_TASK REQUIREMENTS_:
Look through the material below. Copy every line with the string "screenshot" in it.

_GIVEN ENTRIES_:
*-*-*
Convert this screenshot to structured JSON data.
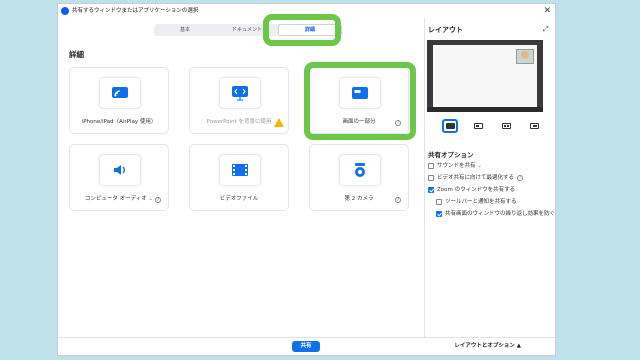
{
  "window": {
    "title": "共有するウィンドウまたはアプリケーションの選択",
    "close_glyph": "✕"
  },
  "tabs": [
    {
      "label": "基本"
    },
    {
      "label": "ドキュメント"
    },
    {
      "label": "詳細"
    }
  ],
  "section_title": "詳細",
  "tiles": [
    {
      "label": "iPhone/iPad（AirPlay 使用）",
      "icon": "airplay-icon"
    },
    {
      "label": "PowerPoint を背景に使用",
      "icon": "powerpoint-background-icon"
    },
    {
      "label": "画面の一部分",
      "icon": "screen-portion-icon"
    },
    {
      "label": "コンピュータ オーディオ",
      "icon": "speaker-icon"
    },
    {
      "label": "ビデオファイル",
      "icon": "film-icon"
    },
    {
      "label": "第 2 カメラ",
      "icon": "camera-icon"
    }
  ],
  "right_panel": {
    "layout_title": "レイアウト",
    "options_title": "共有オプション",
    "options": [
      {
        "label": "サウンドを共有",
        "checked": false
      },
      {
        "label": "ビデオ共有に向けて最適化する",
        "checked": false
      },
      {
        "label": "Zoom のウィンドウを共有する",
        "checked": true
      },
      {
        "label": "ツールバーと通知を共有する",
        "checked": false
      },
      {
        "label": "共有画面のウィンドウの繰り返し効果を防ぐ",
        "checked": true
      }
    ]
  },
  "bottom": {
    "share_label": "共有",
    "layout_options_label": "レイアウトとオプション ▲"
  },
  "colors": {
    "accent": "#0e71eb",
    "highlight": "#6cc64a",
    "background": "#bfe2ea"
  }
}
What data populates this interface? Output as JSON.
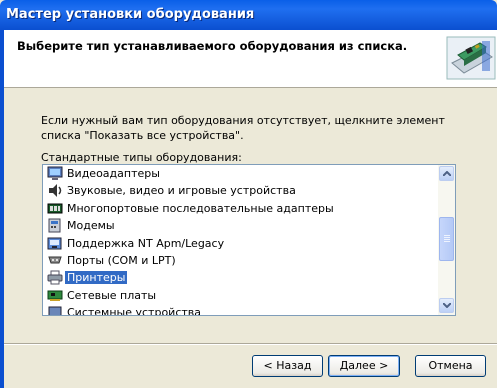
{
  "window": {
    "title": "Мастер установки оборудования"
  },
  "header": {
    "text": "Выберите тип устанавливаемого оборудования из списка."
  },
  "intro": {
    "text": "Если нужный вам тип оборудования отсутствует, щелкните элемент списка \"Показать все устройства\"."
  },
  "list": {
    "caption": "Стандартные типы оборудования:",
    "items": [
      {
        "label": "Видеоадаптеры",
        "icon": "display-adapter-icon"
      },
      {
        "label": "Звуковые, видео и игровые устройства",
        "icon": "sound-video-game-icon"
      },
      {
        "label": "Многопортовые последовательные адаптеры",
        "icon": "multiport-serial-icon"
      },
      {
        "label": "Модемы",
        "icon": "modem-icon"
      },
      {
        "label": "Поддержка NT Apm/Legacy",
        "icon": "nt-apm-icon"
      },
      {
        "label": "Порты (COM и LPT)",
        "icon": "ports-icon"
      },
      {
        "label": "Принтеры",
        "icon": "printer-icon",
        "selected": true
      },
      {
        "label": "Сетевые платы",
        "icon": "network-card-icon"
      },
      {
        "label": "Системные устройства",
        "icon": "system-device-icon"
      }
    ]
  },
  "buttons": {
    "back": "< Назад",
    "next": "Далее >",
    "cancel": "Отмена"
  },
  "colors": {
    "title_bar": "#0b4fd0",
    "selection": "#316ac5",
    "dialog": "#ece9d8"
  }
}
*-*-*
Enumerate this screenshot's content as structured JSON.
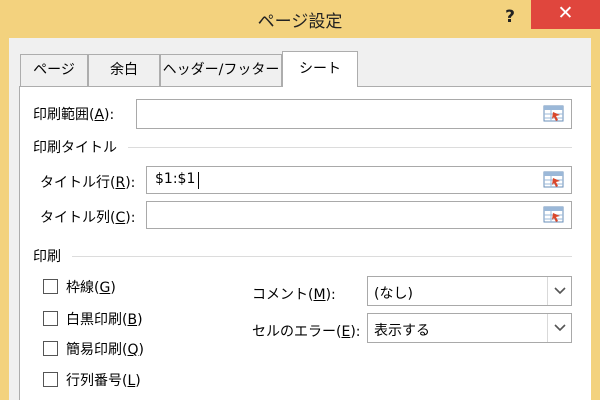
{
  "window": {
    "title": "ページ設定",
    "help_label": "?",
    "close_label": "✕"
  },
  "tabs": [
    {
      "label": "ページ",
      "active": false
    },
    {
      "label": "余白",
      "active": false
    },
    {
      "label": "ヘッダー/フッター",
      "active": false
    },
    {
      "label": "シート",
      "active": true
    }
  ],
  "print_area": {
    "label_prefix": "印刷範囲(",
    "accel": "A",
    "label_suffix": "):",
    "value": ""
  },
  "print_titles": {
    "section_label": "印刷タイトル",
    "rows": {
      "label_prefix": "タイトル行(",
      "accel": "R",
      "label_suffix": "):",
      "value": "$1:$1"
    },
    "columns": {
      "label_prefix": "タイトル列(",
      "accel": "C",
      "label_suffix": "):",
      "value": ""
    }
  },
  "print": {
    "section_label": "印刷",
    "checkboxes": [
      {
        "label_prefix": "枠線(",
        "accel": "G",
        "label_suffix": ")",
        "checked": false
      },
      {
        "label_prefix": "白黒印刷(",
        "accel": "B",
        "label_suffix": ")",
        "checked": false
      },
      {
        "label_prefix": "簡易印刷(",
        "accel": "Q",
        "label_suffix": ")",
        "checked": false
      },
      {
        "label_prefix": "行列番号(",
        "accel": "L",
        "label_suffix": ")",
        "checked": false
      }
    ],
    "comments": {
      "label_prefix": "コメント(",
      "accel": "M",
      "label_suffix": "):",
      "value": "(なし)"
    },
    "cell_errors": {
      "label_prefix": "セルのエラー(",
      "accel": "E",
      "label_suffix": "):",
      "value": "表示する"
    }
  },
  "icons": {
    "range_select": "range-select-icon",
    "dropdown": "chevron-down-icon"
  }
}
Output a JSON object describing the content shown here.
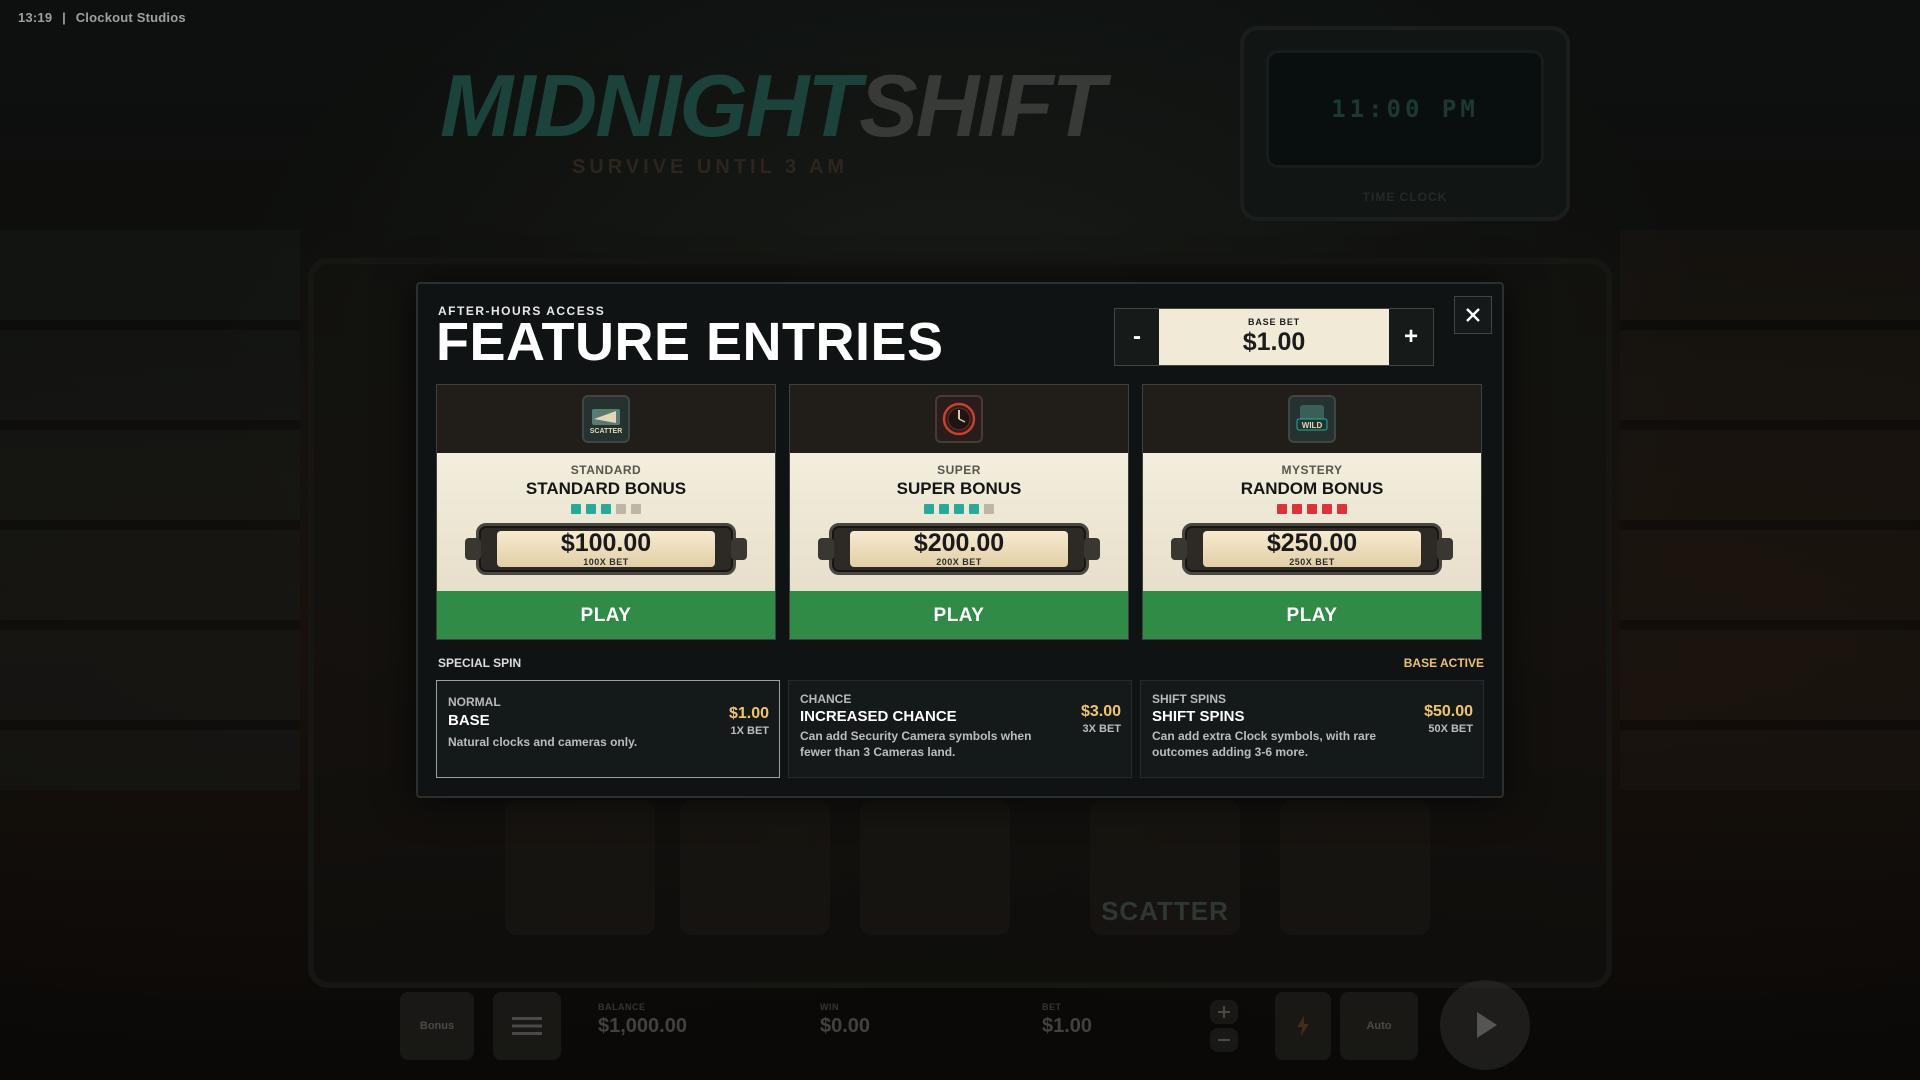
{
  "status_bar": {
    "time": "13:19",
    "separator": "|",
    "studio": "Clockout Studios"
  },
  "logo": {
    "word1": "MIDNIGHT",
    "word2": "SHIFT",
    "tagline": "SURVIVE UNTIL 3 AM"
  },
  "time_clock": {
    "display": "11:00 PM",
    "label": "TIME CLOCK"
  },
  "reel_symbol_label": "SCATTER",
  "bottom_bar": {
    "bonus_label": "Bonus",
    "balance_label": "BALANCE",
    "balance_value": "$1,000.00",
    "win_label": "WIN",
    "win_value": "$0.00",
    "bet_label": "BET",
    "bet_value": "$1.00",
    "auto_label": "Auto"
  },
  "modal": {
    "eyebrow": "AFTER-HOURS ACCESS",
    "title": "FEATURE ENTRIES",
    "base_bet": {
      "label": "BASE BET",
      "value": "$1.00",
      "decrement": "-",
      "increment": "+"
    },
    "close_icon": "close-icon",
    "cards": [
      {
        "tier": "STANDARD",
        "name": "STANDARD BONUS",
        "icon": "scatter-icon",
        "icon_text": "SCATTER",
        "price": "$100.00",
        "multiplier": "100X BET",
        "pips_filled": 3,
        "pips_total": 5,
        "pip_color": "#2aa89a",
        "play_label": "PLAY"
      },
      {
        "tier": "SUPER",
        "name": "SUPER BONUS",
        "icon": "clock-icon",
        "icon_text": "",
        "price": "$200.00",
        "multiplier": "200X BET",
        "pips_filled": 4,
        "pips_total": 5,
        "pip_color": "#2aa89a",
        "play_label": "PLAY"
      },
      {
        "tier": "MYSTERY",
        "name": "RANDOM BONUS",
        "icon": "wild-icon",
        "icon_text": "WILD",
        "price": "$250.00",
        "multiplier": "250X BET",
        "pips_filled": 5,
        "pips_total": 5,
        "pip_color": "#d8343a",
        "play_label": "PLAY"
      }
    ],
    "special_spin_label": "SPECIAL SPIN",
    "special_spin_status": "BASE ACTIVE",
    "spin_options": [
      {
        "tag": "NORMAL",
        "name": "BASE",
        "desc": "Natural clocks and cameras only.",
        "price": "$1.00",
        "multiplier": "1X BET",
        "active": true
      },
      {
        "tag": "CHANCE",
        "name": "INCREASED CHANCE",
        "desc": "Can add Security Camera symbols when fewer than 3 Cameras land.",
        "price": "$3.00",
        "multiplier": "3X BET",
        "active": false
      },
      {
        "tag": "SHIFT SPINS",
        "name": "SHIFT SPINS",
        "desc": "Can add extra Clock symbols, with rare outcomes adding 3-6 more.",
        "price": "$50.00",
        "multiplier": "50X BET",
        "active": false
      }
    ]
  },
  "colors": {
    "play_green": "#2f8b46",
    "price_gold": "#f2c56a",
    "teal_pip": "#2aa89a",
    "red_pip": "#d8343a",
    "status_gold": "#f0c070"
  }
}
*-*-*
_RIGHT ANSWER_:
Convert this screenshot to structured JSON data.
Enumerate this screenshot's content as structured JSON.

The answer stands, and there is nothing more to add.